- _TASK ITEM_: Which of the lines in the data below contain the string "Give"? Copy each of them.

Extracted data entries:
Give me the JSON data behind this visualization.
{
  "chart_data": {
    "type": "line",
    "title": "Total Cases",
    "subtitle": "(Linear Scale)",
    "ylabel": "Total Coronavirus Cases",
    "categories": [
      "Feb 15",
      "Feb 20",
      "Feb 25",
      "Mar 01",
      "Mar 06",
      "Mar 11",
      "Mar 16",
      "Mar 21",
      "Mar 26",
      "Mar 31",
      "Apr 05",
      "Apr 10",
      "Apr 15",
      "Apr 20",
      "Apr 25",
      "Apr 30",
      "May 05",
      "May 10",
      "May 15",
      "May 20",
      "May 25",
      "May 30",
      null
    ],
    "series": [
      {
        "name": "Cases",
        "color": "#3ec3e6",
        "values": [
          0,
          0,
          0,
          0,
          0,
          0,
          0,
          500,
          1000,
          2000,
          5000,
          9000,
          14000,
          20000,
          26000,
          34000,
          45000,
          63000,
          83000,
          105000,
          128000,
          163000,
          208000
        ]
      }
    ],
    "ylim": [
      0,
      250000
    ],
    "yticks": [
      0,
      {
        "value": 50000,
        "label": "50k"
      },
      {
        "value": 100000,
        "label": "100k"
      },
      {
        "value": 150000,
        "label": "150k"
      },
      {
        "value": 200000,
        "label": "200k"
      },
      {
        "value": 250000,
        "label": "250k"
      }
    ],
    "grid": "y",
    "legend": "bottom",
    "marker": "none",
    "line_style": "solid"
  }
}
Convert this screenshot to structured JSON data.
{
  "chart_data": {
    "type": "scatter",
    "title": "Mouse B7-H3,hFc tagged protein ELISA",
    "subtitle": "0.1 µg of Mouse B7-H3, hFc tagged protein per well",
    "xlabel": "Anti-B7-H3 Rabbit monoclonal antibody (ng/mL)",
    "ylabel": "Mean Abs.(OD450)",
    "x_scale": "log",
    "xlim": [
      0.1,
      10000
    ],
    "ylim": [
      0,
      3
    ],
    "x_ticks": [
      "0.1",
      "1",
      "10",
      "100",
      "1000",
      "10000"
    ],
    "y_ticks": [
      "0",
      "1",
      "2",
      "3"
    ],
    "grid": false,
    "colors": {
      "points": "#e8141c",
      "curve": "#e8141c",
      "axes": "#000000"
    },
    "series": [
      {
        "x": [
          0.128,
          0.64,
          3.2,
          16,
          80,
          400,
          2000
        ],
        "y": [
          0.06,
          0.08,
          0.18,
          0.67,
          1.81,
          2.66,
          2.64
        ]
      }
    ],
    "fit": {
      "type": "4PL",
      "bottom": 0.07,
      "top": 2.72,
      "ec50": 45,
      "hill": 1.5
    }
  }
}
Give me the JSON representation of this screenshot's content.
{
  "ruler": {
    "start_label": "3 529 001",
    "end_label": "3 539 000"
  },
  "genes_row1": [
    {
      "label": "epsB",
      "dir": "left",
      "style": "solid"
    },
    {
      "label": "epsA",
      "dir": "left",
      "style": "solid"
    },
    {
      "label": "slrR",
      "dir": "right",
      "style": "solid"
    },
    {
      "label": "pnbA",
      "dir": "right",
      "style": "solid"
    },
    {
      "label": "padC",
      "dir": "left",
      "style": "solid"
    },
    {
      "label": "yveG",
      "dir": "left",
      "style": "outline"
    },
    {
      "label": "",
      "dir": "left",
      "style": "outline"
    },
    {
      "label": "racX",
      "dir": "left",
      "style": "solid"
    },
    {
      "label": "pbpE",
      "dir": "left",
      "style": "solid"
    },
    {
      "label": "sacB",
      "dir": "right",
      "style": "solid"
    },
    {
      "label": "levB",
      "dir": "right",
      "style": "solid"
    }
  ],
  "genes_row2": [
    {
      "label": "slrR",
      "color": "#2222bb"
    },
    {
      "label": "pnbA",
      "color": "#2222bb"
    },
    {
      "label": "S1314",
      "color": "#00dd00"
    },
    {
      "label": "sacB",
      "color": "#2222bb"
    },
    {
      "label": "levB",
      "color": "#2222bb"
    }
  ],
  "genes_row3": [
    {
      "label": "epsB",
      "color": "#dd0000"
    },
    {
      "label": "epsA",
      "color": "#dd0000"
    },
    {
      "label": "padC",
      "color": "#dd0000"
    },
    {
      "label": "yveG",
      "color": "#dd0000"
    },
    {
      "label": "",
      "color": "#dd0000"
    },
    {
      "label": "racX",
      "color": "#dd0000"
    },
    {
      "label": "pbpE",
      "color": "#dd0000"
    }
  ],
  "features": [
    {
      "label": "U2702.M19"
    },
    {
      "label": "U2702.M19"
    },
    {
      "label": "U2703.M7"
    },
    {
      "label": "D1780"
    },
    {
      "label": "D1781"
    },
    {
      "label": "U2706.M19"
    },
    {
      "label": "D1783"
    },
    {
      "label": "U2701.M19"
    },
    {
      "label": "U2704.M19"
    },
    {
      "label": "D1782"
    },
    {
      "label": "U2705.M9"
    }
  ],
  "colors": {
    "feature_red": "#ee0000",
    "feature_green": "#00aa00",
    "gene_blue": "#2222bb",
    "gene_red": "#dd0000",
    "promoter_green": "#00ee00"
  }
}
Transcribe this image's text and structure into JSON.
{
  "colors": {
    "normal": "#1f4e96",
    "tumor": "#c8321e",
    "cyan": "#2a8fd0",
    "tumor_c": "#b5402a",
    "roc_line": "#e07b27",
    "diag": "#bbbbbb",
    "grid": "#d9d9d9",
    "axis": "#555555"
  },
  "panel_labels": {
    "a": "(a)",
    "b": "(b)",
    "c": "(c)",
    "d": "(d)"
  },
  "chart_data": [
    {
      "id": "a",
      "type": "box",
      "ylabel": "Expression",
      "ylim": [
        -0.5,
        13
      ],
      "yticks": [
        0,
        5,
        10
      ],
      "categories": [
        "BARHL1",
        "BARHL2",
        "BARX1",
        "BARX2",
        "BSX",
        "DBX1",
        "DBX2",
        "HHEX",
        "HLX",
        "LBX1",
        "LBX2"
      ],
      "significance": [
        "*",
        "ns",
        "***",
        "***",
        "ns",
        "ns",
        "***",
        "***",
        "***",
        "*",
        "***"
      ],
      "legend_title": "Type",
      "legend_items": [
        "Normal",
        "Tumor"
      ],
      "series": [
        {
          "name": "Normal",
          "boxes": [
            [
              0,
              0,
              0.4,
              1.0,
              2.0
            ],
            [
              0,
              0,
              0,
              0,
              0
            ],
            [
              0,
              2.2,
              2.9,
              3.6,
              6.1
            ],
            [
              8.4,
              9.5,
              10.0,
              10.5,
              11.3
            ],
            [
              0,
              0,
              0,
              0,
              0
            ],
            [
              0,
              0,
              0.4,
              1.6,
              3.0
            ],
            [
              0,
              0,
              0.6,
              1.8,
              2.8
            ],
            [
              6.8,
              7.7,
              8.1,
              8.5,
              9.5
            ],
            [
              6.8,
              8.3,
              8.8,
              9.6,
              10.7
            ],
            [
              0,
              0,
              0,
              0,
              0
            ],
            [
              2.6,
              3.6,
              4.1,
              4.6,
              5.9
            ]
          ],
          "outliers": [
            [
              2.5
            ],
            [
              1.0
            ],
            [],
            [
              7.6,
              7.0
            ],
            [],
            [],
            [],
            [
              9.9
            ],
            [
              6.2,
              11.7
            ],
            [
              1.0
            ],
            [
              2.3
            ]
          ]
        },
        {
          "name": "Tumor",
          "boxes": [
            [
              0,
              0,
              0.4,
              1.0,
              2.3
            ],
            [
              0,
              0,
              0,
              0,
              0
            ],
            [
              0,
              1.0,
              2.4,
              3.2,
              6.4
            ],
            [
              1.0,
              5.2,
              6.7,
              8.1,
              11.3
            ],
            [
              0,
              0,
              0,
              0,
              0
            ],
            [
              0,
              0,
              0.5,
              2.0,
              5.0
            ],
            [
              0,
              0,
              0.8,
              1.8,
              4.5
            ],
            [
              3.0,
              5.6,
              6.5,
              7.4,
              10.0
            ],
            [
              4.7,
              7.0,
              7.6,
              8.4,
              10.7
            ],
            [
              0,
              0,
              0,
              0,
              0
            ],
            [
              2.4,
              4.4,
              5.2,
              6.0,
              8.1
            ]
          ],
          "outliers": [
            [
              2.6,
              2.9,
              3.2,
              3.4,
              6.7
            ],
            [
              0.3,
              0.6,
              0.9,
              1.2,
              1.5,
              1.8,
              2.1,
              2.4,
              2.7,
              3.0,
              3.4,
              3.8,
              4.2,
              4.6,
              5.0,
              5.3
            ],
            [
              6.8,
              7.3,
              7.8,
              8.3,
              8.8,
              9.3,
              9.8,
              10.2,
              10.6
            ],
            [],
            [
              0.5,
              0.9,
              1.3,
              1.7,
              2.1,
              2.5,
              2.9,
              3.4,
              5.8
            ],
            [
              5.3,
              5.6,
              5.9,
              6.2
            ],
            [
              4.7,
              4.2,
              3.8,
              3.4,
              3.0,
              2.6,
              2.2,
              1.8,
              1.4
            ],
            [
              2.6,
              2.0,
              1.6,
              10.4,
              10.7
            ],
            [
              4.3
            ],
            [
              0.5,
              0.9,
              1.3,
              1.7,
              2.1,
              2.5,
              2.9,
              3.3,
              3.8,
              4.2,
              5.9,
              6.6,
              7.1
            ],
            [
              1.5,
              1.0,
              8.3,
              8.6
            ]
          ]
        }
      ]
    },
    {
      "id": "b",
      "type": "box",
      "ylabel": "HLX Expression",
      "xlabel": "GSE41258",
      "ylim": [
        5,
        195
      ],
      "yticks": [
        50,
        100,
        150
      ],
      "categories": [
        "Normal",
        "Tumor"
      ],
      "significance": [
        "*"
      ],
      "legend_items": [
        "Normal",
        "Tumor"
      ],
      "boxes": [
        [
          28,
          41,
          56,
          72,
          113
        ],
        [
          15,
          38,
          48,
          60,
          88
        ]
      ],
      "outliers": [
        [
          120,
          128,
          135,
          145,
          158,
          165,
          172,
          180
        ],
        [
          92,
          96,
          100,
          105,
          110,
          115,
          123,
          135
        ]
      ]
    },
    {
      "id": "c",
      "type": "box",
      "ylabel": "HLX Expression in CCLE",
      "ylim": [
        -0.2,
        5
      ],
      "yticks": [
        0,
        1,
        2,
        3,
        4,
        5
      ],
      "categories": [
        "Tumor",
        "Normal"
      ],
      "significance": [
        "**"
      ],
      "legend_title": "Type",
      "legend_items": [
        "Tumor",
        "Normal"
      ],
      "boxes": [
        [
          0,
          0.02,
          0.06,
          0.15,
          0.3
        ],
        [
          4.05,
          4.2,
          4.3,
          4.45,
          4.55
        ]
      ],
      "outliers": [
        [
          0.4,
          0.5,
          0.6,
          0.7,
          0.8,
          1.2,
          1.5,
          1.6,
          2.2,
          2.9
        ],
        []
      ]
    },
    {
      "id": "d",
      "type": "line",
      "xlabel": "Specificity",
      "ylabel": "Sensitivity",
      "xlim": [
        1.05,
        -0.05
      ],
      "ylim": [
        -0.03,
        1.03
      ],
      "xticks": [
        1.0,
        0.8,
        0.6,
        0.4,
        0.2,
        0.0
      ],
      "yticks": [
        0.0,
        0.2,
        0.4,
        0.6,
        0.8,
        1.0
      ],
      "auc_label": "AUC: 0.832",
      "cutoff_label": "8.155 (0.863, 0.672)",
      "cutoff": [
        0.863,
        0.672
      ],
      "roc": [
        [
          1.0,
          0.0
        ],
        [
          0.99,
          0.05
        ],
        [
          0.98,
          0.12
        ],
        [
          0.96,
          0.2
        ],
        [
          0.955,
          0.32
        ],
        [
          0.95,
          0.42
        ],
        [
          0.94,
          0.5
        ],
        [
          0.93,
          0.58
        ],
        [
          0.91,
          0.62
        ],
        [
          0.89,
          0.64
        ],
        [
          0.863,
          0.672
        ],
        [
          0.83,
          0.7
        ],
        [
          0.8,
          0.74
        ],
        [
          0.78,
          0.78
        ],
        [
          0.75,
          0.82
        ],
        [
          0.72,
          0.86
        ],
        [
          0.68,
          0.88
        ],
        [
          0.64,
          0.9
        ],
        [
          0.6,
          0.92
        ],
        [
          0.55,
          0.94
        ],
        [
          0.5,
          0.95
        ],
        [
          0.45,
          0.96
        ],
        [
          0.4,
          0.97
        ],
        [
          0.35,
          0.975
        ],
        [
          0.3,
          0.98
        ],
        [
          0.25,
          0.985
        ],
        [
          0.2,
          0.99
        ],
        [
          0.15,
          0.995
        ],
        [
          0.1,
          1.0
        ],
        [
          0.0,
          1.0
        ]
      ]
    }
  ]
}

- _WRITTEN RESPONSE_:
Give me the JSON data behind this visualization.
Give me the JSON representation of this screenshot's content.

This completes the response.